### [Exercise aim]
Do not copy the pictures; transcribe all other material exactly.

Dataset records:
Start
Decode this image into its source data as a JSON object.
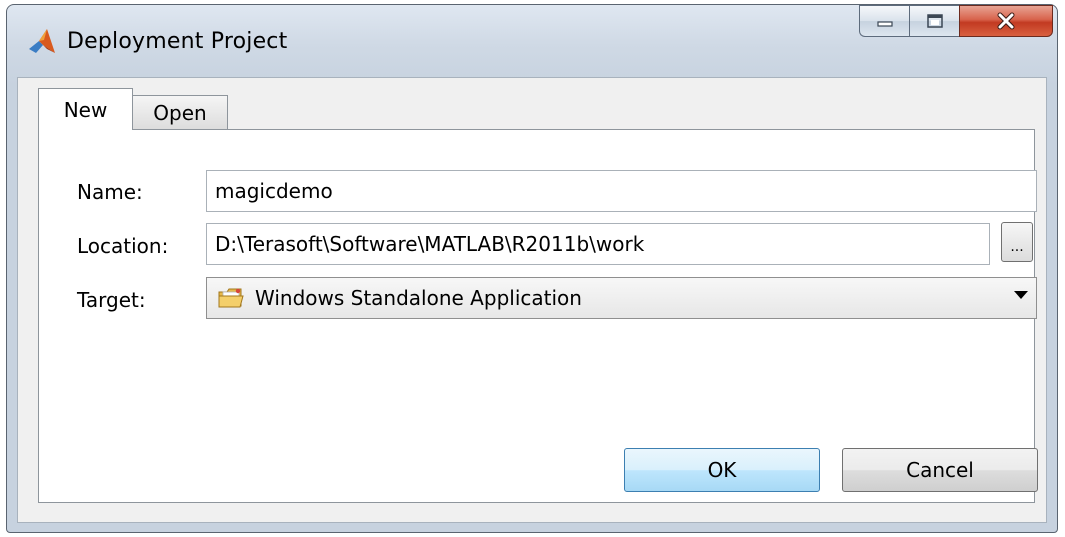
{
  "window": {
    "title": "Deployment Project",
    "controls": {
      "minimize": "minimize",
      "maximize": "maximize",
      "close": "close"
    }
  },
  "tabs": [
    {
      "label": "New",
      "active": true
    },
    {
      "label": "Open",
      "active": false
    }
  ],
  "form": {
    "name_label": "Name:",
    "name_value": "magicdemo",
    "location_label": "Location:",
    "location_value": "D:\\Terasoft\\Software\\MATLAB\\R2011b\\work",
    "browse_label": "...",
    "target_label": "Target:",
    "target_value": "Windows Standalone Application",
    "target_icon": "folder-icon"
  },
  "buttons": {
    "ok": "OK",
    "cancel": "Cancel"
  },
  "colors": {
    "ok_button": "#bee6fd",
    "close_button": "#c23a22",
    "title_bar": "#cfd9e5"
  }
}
End
### [Response]
Decode this image into its source data as a JSON object.
{
  "window": {
    "title": "Deployment Project",
    "controls": {
      "minimize": "minimize",
      "maximize": "maximize",
      "close": "close"
    }
  },
  "tabs": [
    {
      "label": "New",
      "active": true
    },
    {
      "label": "Open",
      "active": false
    }
  ],
  "form": {
    "name_label": "Name:",
    "name_value": "magicdemo",
    "location_label": "Location:",
    "location_value": "D:\\Terasoft\\Software\\MATLAB\\R2011b\\work",
    "browse_label": "...",
    "target_label": "Target:",
    "target_value": "Windows Standalone Application",
    "target_icon": "folder-icon"
  },
  "buttons": {
    "ok": "OK",
    "cancel": "Cancel"
  },
  "colors": {
    "ok_button": "#bee6fd",
    "close_button": "#c23a22",
    "title_bar": "#cfd9e5"
  }
}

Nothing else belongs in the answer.